> _Task details_
Return exactly the span of lines that opens with the line containing "Parse this screenshot: output" and closes with the last line of the data, inclusive.

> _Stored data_
━━━━━━━━━━━━━━━━━━━━
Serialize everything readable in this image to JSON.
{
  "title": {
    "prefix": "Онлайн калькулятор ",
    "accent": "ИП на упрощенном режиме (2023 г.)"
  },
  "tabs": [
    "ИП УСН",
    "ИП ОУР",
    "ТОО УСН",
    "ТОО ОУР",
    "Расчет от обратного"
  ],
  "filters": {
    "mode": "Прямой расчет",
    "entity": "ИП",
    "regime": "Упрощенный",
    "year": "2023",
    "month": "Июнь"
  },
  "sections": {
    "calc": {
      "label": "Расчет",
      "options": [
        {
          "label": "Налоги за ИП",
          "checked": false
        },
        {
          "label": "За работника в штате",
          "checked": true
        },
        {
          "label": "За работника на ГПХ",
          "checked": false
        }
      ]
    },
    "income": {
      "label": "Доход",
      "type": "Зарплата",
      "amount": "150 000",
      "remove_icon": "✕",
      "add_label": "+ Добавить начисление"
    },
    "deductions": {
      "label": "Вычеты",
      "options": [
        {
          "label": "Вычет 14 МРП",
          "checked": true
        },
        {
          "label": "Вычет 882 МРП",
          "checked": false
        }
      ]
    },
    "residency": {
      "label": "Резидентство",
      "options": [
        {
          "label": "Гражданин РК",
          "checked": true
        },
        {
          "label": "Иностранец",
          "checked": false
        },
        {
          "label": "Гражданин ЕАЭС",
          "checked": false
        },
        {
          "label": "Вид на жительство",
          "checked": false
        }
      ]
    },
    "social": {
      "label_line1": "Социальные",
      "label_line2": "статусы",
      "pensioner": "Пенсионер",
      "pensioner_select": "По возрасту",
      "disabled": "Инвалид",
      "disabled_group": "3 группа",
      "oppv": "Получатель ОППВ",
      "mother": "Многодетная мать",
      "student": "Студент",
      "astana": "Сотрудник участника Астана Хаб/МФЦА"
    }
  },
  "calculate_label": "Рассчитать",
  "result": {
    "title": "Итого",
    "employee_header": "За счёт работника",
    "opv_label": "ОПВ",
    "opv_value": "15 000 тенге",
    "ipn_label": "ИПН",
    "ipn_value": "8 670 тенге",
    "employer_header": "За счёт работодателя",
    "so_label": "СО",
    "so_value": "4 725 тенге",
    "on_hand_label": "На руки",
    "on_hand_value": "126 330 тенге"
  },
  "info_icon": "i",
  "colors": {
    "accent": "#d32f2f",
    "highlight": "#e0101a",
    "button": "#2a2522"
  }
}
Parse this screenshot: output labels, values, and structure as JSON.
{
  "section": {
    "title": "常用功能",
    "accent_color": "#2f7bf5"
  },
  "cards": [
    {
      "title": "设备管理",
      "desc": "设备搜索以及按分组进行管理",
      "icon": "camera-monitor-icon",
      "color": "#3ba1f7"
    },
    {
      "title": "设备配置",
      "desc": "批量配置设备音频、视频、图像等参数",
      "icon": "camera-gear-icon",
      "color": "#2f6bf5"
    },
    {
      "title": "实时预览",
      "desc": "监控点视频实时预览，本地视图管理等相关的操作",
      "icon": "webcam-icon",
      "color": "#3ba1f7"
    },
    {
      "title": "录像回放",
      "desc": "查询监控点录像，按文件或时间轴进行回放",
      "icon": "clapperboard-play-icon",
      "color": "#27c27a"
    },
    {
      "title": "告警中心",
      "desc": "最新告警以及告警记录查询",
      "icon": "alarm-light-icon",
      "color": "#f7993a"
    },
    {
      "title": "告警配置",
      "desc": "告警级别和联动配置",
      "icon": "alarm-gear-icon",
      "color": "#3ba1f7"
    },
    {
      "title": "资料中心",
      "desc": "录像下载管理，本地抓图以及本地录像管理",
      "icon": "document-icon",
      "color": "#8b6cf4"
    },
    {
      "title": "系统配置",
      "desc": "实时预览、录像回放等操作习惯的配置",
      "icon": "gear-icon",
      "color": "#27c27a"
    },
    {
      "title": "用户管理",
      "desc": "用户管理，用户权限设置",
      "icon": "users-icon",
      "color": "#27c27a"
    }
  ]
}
━━━━━━━━━━━━━━━━━━━━
> _Task answer_
Parse this screenshot: output labels, values, and structure as JSON.
{
  "section": {
    "title": "常用功能",
    "accent_color": "#2f7bf5"
  },
  "cards": [
    {
      "title": "设备管理",
      "desc": "设备搜索以及按分组进行管理",
      "icon": "camera-monitor-icon",
      "color": "#3ba1f7"
    },
    {
      "title": "设备配置",
      "desc": "批量配置设备音频、视频、图像等参数",
      "icon": "camera-gear-icon",
      "color": "#2f6bf5"
    },
    {
      "title": "实时预览",
      "desc": "监控点视频实时预览，本地视图管理等相关的操作",
      "icon": "webcam-icon",
      "color": "#3ba1f7"
    },
    {
      "title": "录像回放",
      "desc": "查询监控点录像，按文件或时间轴进行回放",
      "icon": "clapperboard-play-icon",
      "color": "#27c27a"
    },
    {
      "title": "告警中心",
      "desc": "最新告警以及告警记录查询",
      "icon": "alarm-light-icon",
      "color": "#f7993a"
    },
    {
      "title": "告警配置",
      "desc": "告警级别和联动配置",
      "icon": "alarm-gear-icon",
      "color": "#3ba1f7"
    },
    {
      "title": "资料中心",
      "desc": "录像下载管理，本地抓图以及本地录像管理",
      "icon": "document-icon",
      "color": "#8b6cf4"
    },
    {
      "title": "系统配置",
      "desc": "实时预览、录像回放等操作习惯的配置",
      "icon": "gear-icon",
      "color": "#27c27a"
    },
    {
      "title": "用户管理",
      "desc": "用户管理，用户权限设置",
      "icon": "users-icon",
      "color": "#27c27a"
    }
  ]
}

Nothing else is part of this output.